> **SET TASK**
Collect all lines from the listing that include the string "image".

Items listed in a dataset
-*-
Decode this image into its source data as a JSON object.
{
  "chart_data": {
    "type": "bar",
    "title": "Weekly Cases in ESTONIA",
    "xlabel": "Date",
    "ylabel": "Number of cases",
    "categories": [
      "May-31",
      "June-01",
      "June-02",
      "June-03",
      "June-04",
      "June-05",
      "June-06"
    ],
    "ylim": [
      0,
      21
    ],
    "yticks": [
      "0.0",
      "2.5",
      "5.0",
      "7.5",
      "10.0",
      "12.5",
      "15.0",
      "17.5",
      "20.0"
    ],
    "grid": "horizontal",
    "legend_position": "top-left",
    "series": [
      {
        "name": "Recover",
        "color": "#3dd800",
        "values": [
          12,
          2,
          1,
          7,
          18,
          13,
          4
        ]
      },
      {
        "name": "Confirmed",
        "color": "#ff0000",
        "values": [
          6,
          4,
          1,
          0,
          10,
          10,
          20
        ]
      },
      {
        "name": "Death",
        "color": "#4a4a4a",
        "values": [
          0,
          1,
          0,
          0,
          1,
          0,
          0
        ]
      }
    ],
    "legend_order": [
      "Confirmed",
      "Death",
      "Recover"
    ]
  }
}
-*-
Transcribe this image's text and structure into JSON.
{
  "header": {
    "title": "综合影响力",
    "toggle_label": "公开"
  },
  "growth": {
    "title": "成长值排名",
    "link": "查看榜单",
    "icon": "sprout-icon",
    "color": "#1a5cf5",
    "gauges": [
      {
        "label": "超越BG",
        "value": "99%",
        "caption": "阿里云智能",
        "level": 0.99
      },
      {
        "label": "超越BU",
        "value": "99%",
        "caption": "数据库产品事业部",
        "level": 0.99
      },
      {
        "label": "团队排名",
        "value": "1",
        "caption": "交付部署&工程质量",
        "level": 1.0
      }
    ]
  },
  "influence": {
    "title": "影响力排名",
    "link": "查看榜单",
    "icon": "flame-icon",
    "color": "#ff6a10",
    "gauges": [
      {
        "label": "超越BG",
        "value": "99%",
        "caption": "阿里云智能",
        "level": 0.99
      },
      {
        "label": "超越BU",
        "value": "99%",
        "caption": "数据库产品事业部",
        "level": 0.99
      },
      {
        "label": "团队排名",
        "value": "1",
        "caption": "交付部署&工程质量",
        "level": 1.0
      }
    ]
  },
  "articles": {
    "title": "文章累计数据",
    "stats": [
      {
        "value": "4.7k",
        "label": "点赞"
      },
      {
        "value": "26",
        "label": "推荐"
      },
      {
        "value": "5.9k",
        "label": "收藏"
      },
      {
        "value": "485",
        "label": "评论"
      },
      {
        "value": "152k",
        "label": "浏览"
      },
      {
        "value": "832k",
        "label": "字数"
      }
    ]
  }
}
-*-
> **ANSWER TO THE EXERCISE**
Decode this image into its source data as a JSON object.
Transcribe this image's text and structure into JSON.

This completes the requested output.